Given problem
Using the material that follows, identify and copy each line with the string "screenshot".

Records from a collection
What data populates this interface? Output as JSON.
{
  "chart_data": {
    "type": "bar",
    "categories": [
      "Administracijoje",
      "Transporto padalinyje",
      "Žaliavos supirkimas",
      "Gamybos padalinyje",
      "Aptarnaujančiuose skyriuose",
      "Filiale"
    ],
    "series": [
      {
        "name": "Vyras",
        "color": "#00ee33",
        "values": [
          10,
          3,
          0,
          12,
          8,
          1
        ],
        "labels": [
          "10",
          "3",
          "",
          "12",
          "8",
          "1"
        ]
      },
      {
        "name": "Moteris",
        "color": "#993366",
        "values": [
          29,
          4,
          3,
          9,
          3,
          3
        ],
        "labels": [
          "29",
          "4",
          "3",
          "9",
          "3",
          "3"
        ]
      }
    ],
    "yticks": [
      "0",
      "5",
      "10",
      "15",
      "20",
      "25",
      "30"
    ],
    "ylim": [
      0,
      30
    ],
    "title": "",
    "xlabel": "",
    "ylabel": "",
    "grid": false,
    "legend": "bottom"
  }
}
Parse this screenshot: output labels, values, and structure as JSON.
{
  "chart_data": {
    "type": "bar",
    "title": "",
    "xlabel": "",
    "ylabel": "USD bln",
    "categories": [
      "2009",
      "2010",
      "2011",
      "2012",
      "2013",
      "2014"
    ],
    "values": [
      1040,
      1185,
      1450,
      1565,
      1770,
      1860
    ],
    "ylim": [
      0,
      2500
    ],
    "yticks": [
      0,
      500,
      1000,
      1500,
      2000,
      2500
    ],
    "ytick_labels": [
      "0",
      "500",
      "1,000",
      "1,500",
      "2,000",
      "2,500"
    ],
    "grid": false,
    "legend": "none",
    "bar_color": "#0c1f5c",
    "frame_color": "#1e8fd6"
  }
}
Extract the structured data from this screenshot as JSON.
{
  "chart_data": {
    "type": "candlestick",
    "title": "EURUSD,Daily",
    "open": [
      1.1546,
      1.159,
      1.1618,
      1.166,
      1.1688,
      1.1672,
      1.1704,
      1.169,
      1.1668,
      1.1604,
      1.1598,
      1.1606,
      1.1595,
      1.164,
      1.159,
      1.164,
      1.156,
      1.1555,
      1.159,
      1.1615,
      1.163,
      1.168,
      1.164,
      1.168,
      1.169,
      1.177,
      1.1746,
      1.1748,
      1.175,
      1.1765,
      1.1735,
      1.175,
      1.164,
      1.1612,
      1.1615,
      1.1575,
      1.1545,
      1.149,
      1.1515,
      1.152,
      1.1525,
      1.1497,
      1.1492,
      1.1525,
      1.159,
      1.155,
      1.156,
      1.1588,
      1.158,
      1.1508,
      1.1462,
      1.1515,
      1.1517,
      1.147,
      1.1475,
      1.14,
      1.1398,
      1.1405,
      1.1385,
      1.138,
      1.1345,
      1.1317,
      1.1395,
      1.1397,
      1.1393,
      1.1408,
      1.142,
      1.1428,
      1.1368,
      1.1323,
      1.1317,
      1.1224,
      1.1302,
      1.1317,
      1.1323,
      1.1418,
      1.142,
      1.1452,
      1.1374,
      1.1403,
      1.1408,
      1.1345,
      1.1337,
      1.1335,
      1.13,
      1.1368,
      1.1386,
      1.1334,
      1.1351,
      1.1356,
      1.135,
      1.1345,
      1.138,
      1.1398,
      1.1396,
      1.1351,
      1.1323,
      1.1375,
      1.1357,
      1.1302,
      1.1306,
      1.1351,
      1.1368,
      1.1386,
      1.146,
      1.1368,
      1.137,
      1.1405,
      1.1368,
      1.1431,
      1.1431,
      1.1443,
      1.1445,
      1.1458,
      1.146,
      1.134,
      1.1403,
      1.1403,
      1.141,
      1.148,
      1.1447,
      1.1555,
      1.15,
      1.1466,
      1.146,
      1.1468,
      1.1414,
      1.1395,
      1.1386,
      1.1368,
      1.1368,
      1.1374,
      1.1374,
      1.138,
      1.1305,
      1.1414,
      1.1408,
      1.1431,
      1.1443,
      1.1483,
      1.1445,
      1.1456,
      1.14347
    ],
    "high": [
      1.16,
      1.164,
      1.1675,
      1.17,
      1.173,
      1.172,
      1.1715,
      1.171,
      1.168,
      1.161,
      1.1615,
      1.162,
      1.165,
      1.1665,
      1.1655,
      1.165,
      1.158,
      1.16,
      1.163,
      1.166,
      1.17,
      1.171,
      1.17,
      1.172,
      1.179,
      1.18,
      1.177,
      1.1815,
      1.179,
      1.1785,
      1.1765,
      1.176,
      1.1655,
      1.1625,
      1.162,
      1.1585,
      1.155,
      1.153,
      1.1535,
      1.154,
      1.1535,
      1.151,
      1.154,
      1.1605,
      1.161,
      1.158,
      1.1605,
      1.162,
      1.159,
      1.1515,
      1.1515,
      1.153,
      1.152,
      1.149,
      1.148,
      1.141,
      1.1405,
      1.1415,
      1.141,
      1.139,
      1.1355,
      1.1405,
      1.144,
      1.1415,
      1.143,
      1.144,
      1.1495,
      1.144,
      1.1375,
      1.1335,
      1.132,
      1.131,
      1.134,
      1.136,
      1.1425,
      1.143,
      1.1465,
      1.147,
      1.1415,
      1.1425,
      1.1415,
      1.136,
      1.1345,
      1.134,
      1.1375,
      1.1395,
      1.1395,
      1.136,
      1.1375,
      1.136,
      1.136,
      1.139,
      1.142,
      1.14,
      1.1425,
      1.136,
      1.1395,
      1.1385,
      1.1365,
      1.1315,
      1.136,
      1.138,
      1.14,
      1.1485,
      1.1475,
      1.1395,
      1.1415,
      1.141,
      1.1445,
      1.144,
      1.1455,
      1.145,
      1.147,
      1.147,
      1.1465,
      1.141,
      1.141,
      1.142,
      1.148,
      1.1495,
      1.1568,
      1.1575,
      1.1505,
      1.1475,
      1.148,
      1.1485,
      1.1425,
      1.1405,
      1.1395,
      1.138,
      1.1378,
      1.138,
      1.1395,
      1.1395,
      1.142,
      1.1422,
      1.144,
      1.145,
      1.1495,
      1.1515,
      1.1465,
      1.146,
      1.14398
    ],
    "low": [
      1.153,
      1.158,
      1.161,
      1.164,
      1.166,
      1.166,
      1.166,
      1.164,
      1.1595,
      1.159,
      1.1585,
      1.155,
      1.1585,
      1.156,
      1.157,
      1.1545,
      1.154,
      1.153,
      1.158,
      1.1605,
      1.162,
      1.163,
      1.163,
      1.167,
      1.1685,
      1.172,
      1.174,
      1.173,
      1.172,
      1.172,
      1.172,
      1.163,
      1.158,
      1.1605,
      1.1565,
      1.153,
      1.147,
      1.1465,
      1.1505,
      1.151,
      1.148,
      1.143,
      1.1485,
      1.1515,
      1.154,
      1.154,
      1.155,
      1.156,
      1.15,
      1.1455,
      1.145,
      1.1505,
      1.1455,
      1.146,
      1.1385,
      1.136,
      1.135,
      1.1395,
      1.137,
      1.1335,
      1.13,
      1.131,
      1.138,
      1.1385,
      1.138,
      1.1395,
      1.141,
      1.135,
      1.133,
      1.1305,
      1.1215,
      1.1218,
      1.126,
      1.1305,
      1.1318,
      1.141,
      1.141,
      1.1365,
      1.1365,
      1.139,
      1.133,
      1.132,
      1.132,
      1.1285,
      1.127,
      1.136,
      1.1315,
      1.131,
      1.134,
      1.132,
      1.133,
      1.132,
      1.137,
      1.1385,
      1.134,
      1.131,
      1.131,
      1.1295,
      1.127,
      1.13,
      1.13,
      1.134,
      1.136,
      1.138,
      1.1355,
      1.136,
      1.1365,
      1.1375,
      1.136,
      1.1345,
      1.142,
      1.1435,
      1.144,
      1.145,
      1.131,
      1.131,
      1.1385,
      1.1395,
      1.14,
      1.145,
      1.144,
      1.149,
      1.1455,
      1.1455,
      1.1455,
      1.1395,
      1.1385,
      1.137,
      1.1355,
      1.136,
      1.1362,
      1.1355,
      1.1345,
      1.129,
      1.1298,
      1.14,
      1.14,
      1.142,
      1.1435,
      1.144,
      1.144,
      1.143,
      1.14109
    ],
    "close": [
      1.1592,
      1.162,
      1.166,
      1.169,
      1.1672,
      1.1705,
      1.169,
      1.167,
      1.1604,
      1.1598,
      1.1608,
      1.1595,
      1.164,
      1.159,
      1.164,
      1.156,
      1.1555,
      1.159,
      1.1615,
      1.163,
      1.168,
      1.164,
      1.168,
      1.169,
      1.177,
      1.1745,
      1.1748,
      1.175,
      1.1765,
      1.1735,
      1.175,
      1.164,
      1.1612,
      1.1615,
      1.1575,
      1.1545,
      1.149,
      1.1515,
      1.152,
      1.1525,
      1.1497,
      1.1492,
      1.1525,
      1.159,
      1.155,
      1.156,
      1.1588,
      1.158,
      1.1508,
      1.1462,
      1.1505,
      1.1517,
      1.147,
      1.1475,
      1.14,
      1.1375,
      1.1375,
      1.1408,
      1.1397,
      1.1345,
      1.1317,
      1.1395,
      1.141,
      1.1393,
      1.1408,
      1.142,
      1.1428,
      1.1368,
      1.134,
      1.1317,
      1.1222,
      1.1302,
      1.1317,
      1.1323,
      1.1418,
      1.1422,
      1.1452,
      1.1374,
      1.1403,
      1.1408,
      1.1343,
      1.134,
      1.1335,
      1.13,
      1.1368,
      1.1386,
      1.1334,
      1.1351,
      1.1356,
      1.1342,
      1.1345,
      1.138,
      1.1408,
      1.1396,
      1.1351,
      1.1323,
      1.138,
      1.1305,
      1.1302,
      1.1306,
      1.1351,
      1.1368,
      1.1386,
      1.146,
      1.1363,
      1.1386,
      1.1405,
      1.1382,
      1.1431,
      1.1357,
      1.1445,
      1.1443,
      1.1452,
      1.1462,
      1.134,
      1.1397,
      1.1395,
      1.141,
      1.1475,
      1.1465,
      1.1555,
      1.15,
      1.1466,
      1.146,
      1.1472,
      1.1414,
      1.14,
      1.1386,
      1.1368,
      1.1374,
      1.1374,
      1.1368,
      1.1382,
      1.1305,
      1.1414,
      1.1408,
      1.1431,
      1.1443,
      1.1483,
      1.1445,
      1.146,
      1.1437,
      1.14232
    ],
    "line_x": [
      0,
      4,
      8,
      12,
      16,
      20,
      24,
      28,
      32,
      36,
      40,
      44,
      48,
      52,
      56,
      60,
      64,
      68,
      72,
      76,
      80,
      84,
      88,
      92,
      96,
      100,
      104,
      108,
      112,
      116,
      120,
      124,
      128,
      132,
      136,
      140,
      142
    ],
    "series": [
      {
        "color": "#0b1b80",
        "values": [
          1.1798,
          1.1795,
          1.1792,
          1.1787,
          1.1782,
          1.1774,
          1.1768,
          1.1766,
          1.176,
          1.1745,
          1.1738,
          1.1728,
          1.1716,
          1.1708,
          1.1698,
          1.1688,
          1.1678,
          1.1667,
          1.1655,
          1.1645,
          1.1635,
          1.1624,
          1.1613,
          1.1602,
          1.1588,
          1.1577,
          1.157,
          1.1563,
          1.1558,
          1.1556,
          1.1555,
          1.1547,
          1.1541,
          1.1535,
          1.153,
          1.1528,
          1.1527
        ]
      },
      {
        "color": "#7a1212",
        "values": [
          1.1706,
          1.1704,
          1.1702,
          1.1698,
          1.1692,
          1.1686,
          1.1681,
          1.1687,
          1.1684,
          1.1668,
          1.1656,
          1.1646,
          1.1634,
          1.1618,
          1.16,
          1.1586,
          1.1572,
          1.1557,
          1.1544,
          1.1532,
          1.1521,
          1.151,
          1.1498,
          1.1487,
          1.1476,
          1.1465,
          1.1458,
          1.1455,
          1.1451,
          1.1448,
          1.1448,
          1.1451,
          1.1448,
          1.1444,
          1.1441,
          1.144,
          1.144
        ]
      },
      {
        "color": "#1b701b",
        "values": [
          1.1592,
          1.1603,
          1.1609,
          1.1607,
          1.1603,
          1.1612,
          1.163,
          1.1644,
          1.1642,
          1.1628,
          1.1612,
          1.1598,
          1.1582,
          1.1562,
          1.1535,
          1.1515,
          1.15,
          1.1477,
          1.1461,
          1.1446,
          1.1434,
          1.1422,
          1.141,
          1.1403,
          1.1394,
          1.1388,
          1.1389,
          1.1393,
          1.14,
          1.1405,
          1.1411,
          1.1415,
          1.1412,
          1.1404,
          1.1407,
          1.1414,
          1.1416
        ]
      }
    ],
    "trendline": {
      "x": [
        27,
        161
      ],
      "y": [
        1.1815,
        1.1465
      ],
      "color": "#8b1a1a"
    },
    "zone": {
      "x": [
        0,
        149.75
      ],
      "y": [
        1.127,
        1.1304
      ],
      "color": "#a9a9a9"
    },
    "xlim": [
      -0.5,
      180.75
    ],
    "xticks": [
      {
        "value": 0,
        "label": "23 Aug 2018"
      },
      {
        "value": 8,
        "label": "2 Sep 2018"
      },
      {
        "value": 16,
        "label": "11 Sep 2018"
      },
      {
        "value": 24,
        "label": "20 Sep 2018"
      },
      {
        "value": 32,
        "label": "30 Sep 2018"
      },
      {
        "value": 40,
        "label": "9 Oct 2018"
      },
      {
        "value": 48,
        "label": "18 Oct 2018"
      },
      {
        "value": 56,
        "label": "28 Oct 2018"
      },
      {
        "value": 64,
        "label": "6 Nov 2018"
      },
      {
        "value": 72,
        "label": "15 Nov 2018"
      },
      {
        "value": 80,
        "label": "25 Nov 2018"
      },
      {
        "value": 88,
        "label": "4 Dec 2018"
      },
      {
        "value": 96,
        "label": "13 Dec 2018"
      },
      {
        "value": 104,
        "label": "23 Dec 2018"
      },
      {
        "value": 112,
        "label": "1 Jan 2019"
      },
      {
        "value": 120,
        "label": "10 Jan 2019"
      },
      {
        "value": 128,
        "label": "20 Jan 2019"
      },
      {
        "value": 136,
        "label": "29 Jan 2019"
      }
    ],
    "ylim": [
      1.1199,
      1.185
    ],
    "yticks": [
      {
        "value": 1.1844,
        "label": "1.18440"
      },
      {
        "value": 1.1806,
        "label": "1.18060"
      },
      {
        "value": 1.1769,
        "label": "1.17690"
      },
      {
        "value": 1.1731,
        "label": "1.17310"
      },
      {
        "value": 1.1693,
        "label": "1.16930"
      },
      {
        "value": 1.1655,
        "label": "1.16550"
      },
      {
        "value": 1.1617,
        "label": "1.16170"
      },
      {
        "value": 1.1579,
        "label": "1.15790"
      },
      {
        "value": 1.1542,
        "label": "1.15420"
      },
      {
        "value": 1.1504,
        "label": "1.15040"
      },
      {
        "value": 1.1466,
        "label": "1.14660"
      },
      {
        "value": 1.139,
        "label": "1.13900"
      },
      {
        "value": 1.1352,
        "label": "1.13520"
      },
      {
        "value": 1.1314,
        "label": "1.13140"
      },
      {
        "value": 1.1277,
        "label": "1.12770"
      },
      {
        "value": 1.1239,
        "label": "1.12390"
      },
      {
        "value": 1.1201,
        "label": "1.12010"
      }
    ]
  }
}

Answer for this exercise
Parse this screenshot: output labels, values, and structure as JSON.
Extract the structured data from this screenshot as JSON.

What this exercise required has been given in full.